Request:
Determine the count of lines holding "this" and give that count alone.

Extracted entries:
━━━━
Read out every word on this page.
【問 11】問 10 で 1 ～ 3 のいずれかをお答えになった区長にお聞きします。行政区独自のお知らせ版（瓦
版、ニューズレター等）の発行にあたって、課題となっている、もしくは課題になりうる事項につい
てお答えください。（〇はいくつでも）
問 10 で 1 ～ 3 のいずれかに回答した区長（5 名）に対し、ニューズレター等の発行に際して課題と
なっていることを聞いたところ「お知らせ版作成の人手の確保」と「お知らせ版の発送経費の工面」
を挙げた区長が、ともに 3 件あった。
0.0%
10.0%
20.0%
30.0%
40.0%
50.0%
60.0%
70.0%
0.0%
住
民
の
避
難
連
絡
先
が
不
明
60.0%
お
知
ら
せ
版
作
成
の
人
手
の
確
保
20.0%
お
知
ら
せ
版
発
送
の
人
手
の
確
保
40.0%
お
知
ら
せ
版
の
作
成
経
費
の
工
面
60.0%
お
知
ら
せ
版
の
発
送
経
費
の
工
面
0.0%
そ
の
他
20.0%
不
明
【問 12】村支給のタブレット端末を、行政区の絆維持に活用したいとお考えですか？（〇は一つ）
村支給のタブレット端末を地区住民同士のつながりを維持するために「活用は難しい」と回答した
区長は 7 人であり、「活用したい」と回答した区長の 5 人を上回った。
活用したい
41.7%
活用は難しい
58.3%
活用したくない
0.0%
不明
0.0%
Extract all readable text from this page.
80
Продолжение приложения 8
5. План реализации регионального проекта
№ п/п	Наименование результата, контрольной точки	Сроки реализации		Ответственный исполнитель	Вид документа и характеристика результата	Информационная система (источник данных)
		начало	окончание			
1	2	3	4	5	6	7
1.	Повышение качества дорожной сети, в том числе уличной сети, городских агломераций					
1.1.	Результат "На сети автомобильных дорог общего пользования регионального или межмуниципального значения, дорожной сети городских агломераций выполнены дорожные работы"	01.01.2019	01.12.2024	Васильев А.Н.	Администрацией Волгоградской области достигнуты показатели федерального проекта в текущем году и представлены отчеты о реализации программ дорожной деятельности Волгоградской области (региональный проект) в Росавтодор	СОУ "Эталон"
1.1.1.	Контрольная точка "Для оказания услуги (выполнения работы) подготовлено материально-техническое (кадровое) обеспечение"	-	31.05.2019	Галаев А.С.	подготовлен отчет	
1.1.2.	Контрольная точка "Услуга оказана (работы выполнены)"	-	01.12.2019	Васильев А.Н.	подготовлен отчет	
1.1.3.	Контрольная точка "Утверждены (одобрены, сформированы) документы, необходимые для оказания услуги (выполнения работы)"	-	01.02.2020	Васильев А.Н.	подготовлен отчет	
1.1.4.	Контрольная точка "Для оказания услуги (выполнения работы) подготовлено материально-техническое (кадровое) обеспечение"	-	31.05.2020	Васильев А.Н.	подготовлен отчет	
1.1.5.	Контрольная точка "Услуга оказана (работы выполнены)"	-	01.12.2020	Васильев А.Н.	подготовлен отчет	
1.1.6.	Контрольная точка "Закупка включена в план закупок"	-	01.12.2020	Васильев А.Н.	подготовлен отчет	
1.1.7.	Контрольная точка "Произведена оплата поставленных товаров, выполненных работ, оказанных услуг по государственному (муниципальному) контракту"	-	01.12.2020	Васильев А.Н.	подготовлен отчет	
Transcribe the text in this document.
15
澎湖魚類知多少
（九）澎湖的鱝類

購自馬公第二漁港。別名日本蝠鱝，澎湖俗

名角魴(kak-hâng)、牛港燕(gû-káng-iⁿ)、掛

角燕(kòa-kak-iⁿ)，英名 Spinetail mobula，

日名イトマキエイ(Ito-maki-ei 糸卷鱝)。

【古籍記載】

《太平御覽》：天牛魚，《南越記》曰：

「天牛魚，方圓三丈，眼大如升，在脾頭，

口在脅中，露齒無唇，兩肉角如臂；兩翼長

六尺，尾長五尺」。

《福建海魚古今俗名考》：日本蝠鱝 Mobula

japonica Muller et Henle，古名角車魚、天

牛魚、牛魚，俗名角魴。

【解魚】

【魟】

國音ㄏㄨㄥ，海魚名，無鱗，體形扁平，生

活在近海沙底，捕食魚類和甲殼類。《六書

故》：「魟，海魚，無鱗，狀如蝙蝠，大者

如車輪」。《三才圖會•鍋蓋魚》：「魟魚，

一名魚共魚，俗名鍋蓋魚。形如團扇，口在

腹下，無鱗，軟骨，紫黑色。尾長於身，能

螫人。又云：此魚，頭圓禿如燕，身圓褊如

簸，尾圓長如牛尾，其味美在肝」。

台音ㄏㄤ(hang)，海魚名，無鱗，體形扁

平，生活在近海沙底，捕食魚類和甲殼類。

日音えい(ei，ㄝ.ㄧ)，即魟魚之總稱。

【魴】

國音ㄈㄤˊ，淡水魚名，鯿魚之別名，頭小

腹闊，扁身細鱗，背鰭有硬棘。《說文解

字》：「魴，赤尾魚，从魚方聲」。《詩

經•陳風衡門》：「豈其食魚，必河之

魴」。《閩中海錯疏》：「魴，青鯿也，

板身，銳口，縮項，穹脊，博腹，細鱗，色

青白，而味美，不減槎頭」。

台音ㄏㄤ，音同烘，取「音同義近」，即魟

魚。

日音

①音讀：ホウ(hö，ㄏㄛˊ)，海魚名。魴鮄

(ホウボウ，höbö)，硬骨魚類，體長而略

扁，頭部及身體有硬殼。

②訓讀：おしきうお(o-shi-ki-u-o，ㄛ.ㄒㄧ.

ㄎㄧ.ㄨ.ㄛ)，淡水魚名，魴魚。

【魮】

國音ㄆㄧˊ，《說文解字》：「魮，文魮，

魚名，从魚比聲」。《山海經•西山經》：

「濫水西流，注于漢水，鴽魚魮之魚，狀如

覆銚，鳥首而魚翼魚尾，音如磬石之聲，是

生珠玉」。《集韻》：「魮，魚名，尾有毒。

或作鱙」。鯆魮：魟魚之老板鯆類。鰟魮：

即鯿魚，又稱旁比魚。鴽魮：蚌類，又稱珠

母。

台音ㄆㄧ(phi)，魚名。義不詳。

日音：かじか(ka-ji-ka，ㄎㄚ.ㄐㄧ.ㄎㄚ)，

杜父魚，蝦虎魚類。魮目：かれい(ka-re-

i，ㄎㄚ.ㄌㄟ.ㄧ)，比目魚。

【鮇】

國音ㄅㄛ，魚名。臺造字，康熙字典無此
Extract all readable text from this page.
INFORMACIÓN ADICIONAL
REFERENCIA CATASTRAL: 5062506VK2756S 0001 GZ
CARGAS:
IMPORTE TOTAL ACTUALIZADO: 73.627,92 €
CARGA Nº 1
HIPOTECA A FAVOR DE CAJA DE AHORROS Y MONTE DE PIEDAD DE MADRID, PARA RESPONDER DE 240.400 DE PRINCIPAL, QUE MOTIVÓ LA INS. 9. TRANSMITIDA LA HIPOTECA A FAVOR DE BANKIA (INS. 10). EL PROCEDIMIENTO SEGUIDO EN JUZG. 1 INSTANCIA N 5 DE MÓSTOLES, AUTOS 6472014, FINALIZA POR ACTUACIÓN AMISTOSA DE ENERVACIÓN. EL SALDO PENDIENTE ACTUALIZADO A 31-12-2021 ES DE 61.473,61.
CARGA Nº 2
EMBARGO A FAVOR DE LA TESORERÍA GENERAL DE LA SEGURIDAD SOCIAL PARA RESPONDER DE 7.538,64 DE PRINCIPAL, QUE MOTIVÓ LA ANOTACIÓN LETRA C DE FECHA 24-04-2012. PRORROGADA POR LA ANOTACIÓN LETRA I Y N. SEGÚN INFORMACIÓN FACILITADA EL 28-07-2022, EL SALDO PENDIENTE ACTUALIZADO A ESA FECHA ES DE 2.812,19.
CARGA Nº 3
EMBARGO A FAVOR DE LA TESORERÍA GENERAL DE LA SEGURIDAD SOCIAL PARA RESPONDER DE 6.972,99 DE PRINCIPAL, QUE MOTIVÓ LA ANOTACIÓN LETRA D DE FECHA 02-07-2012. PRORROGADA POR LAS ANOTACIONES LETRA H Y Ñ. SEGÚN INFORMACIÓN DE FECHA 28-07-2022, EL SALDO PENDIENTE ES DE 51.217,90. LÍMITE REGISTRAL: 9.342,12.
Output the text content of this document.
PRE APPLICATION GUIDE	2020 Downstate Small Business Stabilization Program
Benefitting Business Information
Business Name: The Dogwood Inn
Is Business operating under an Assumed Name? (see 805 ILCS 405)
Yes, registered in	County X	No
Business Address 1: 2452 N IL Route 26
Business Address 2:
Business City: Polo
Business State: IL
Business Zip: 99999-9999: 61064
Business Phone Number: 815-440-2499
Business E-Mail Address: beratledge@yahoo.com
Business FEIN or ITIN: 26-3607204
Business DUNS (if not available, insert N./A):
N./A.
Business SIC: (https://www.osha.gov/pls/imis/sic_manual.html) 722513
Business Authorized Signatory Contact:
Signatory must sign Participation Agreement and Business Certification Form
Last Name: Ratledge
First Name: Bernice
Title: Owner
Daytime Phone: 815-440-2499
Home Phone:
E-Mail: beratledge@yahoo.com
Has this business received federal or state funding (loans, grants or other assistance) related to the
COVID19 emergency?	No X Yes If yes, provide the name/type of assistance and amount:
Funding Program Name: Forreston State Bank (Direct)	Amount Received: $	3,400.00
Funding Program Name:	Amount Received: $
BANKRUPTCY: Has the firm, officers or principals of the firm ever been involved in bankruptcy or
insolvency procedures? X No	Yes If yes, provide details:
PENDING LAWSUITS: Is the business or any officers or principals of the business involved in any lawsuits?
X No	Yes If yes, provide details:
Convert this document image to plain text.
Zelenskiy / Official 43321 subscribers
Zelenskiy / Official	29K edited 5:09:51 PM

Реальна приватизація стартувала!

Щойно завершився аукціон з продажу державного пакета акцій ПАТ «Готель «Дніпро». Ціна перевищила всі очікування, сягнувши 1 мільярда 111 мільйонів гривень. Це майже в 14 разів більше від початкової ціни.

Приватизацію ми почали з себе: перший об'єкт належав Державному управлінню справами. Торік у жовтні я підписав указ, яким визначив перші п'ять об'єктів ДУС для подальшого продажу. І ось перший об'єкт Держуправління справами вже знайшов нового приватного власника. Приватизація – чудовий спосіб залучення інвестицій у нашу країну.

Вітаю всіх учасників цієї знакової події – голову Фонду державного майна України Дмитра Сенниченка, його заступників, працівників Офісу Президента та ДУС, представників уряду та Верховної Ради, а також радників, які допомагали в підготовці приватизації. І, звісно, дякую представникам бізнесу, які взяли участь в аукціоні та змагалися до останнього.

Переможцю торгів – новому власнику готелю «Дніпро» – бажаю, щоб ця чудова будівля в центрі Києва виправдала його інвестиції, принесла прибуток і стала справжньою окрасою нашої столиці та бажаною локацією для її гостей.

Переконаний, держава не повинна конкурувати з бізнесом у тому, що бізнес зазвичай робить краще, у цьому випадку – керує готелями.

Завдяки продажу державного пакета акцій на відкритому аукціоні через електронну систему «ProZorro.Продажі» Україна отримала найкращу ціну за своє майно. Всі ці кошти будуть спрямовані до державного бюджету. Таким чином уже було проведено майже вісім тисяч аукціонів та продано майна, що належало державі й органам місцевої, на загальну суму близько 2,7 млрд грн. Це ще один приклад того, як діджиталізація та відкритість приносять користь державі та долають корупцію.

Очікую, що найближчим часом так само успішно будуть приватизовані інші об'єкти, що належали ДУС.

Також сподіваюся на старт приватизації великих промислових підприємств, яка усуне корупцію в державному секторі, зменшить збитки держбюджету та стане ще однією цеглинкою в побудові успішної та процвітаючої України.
━━━━
The completed task:
7